### GOAL
Search the records for the line with "Decode this image". Output that line and each line after it, exactly, and stop at the end; omit pictures.

(Dataset rows about figures)
################

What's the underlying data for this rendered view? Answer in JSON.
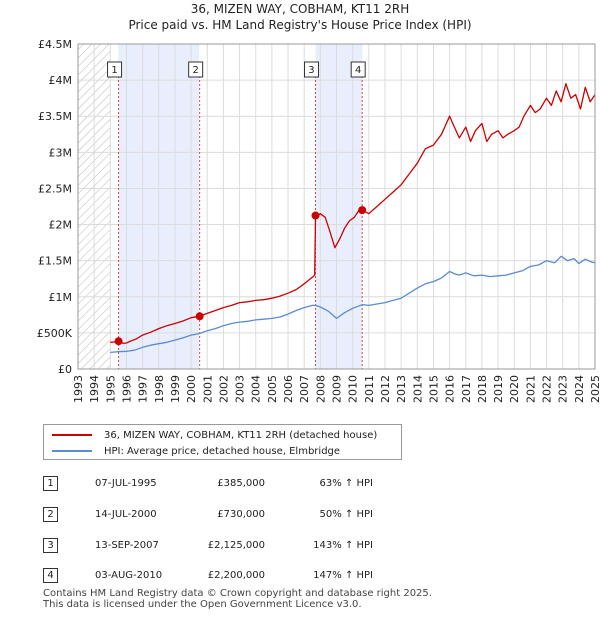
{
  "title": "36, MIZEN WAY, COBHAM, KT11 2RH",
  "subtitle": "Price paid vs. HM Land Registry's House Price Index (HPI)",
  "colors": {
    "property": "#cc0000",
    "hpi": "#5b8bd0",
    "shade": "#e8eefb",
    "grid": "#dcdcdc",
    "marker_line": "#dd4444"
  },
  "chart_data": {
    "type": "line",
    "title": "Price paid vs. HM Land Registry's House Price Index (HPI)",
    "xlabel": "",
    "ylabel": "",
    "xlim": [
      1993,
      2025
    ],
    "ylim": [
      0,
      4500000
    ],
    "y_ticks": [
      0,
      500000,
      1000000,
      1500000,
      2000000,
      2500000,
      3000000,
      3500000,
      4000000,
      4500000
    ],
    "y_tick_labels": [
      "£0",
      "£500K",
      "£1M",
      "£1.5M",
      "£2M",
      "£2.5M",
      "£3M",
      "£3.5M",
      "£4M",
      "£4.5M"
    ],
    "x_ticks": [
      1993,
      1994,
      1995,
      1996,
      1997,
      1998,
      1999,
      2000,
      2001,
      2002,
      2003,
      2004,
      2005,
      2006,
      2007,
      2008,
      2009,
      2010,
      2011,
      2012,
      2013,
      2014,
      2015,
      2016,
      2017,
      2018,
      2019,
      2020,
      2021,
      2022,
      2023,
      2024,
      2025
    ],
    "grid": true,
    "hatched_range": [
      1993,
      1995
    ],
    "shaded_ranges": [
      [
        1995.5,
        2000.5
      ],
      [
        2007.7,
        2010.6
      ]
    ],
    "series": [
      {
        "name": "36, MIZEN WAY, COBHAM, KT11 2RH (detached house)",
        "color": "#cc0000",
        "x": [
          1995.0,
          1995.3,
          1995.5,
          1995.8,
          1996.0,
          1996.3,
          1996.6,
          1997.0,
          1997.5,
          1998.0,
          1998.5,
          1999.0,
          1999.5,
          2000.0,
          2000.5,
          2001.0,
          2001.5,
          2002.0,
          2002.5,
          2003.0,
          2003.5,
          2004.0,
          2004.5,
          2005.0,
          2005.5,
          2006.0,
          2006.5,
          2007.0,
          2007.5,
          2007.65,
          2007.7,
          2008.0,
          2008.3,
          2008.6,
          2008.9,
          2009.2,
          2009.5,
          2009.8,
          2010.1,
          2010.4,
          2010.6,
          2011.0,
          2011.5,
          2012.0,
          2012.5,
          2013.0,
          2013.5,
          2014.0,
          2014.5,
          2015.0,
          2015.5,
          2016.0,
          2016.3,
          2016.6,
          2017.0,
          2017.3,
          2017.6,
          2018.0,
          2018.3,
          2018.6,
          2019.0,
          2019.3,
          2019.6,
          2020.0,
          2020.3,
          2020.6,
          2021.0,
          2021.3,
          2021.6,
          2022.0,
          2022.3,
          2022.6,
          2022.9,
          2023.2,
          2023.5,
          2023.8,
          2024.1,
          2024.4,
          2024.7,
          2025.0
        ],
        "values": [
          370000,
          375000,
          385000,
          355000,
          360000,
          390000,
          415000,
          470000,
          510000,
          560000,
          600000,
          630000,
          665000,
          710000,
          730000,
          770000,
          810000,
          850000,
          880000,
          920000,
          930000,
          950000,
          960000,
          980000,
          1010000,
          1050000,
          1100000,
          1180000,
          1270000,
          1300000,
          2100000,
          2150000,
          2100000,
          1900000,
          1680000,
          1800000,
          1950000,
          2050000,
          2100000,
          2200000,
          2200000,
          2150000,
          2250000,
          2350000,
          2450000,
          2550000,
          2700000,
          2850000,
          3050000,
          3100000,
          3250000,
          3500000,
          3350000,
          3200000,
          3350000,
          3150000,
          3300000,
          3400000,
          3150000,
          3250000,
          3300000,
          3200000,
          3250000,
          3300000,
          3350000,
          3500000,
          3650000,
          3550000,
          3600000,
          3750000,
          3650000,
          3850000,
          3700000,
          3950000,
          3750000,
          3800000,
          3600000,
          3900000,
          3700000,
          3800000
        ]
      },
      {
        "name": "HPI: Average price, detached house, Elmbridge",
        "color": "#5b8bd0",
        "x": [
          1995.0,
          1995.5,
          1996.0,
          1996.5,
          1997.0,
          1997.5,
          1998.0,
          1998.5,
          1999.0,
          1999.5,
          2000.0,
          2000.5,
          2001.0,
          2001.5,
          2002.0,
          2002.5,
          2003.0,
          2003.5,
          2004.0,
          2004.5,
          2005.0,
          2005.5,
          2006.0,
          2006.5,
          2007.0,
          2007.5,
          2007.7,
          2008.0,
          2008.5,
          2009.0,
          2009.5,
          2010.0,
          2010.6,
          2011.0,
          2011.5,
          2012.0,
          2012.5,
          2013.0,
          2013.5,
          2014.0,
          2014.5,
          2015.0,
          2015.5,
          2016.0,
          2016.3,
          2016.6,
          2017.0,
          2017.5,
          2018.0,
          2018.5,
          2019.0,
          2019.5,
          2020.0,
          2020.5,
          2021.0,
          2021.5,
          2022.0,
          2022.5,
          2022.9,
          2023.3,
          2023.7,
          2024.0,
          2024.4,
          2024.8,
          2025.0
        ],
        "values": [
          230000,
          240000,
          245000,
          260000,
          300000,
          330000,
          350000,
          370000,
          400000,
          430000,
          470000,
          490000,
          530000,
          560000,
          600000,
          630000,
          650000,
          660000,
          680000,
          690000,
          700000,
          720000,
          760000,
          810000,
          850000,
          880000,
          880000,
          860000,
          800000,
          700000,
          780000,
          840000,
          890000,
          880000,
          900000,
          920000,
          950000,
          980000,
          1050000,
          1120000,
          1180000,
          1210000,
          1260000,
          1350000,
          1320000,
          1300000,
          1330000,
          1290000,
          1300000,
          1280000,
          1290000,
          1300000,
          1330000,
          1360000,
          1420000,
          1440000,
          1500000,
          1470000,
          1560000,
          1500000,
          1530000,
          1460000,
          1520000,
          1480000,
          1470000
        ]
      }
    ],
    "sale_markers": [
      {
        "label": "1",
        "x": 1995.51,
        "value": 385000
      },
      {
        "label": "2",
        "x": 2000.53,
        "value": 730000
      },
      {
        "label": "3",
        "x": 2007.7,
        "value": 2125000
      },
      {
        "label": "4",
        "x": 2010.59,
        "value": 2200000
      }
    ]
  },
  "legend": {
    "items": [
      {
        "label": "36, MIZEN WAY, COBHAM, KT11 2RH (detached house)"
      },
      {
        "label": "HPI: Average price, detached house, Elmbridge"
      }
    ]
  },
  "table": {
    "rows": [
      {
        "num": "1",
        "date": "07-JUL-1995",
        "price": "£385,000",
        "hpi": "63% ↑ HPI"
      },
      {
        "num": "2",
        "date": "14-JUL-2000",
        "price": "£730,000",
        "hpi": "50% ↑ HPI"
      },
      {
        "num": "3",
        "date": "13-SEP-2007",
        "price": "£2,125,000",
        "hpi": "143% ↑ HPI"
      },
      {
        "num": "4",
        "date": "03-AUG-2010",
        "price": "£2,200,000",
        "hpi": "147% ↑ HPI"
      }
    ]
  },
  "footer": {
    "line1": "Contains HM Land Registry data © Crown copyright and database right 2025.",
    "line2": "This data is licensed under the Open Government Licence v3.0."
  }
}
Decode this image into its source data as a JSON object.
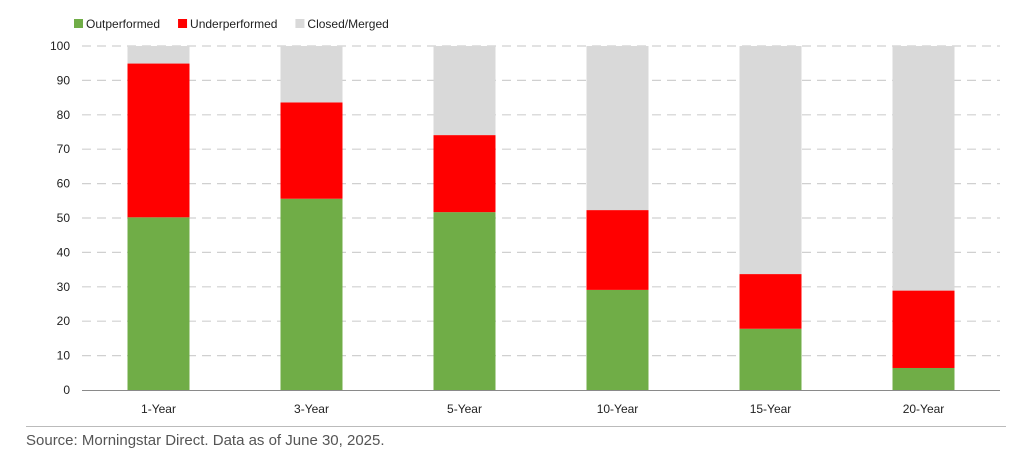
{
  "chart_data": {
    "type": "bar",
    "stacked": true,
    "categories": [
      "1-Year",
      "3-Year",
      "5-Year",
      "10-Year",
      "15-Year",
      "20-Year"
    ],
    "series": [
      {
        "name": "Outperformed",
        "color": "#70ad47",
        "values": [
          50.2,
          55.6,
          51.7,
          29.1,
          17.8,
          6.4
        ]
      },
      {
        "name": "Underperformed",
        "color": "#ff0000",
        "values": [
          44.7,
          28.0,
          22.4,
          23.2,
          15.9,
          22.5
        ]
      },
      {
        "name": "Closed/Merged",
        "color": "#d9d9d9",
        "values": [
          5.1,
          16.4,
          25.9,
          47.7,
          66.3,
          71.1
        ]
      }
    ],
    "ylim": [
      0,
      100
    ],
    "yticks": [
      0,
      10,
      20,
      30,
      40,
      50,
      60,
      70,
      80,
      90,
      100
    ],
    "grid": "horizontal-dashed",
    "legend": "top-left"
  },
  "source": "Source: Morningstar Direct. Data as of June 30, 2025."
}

################

### EXERCISE RESPONSE
Decode this image into its source data as a JSON object.
{
  "chart_data": {
    "type": "bar",
    "stacked": true,
    "categories": [
      "1-Year",
      "3-Year",
      "5-Year",
      "10-Year",
      "15-Year",
      "20-Year"
    ],
    "series": [
      {
        "name": "Outperformed",
        "color": "#70ad47",
        "values": [
          50.2,
          55.6,
          51.7,
          29.1,
          17.8,
          6.4
        ]
      },
      {
        "name": "Underperformed",
        "color": "#ff0000",
        "values": [
          44.7,
          28.0,
          22.4,
          23.2,
          15.9,
          22.5
        ]
      },
      {
        "name": "Closed/Merged",
        "color": "#d9d9d9",
        "values": [
          5.1,
          16.4,
          25.9,
          47.7,
          66.3,
          71.1
        ]
      }
    ],
    "ylim": [
      0,
      100
    ],
    "yticks": [
      0,
      10,
      20,
      30,
      40,
      50,
      60,
      70,
      80,
      90,
      100
    ],
    "grid": "horizontal-dashed",
    "legend": "top-left"
  },
  "source": "Source: Morningstar Direct. Data as of June 30, 2025."
}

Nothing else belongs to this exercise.